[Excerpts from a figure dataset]
....................

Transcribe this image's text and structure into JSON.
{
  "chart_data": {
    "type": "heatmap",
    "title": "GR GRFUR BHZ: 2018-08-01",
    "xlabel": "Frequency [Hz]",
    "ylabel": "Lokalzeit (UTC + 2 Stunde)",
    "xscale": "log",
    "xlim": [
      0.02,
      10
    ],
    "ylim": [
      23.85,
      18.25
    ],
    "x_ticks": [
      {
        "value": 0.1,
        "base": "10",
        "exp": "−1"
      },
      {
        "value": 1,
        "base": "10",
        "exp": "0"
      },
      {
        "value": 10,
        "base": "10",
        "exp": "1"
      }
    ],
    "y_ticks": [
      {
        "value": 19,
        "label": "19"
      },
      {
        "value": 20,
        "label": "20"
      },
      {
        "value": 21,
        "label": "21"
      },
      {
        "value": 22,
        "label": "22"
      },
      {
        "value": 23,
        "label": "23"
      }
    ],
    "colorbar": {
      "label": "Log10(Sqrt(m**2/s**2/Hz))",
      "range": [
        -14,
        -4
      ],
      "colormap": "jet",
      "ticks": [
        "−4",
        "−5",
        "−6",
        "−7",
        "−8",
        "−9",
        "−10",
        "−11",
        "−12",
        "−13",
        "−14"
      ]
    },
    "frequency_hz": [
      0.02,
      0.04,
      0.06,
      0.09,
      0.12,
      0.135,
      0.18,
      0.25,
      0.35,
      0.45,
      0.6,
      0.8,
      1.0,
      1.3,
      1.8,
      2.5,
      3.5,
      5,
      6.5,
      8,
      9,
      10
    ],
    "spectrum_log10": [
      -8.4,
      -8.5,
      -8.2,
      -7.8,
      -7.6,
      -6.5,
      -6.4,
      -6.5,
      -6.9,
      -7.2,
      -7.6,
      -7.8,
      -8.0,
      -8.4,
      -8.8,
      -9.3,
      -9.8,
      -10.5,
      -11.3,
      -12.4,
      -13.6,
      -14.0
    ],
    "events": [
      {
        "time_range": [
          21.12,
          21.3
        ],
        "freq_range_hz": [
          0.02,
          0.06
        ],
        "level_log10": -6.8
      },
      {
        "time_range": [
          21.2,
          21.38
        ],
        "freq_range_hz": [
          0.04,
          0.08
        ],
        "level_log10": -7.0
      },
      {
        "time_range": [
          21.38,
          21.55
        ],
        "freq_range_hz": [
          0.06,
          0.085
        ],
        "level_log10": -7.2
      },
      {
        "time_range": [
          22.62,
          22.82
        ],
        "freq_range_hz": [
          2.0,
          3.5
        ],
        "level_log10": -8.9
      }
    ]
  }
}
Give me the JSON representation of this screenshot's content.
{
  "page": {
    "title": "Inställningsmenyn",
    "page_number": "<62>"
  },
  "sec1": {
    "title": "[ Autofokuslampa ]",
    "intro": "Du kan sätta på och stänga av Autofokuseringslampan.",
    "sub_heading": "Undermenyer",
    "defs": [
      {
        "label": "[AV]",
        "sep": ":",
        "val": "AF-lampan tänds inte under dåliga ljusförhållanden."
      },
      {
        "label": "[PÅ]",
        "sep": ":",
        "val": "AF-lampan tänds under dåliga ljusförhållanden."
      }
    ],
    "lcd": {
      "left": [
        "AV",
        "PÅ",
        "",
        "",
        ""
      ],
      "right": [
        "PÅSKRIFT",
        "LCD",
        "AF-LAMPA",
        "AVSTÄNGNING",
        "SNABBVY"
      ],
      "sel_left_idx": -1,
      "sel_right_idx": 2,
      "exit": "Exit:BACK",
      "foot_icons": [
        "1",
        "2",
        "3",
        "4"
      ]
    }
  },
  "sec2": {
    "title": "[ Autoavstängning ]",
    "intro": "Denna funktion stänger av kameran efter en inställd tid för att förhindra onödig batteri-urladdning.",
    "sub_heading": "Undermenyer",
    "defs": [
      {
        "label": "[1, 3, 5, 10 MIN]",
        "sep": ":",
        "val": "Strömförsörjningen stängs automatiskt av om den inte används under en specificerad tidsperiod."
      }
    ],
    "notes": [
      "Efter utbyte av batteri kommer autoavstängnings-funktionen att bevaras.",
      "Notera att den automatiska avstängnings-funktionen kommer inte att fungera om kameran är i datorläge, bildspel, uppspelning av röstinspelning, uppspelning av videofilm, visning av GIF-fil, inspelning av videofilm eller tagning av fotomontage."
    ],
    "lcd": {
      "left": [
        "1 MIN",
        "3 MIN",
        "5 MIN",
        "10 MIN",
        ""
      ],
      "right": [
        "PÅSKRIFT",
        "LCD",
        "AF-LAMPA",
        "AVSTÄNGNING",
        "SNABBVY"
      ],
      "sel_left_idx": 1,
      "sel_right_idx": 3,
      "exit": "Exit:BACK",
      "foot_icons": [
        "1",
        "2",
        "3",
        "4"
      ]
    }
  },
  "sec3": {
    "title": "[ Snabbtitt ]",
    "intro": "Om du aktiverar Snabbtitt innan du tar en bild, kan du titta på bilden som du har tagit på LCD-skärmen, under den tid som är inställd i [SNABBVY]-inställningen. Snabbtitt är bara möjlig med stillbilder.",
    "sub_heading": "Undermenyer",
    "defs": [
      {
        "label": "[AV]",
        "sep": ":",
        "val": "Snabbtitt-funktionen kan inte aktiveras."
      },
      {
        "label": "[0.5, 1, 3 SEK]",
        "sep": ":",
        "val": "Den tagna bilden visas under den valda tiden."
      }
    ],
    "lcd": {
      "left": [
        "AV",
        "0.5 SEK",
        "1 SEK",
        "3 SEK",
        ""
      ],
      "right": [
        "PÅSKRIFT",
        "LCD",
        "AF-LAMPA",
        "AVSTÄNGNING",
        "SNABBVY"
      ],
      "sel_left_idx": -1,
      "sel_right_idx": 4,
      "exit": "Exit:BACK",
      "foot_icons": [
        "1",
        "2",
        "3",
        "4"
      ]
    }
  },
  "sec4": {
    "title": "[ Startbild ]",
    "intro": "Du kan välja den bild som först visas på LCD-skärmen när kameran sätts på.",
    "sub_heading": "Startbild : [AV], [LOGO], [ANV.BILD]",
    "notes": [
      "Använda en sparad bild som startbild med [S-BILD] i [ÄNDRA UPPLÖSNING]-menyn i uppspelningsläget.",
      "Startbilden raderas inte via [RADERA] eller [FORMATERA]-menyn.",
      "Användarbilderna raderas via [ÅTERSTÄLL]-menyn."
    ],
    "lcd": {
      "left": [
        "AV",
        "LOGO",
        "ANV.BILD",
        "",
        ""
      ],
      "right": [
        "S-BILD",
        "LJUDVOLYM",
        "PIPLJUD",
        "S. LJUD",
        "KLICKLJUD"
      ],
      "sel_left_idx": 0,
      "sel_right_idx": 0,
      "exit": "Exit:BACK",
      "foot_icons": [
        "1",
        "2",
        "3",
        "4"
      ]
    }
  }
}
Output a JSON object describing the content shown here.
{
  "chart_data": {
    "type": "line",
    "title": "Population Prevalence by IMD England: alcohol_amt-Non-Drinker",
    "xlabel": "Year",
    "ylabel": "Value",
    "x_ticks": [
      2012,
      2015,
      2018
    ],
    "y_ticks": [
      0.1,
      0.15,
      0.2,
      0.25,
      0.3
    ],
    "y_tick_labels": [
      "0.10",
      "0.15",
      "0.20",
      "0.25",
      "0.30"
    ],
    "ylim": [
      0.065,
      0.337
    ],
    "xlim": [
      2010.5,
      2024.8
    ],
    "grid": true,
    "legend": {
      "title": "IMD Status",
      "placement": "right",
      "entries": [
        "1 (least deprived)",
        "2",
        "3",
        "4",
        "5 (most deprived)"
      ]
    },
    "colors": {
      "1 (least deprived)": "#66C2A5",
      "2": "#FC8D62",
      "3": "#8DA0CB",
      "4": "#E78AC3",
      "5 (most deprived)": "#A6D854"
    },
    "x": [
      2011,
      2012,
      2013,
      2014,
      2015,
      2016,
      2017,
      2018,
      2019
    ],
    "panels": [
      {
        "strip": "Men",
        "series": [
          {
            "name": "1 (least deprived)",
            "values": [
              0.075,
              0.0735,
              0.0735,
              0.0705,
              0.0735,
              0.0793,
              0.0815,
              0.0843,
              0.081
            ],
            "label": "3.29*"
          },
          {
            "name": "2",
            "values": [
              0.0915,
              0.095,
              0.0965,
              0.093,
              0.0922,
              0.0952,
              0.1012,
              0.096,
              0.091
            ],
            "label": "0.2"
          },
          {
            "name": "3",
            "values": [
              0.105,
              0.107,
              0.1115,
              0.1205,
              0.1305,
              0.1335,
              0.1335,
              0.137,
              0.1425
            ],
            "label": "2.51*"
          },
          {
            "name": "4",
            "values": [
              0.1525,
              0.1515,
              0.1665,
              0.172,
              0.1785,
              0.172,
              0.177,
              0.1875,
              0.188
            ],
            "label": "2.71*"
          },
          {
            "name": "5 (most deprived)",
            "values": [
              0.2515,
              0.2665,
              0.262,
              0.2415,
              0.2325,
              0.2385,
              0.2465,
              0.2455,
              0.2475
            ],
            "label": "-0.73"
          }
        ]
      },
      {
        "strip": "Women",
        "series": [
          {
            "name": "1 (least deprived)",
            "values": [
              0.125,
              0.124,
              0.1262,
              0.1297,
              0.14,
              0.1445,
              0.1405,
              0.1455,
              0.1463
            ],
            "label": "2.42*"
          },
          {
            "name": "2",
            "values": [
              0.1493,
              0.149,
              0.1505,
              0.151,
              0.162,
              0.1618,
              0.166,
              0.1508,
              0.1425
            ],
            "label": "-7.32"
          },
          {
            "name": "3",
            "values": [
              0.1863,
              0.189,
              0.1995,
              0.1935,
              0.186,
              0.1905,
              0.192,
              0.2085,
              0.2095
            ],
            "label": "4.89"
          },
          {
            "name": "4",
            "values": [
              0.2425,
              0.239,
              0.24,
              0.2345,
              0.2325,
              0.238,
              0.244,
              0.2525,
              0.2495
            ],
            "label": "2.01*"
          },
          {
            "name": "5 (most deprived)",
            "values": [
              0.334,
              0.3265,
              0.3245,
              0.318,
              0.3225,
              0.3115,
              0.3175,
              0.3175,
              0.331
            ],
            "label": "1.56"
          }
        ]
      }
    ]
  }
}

....................

| Exercise task |
Copy out each line of the data containing the string "ljusförhållanden".

| Solution to this problem |
        "val": "AF-lampan tänds inte under dåliga ljusförhållanden."
        "val": "AF-lampan tänds under dåliga ljusförhållanden."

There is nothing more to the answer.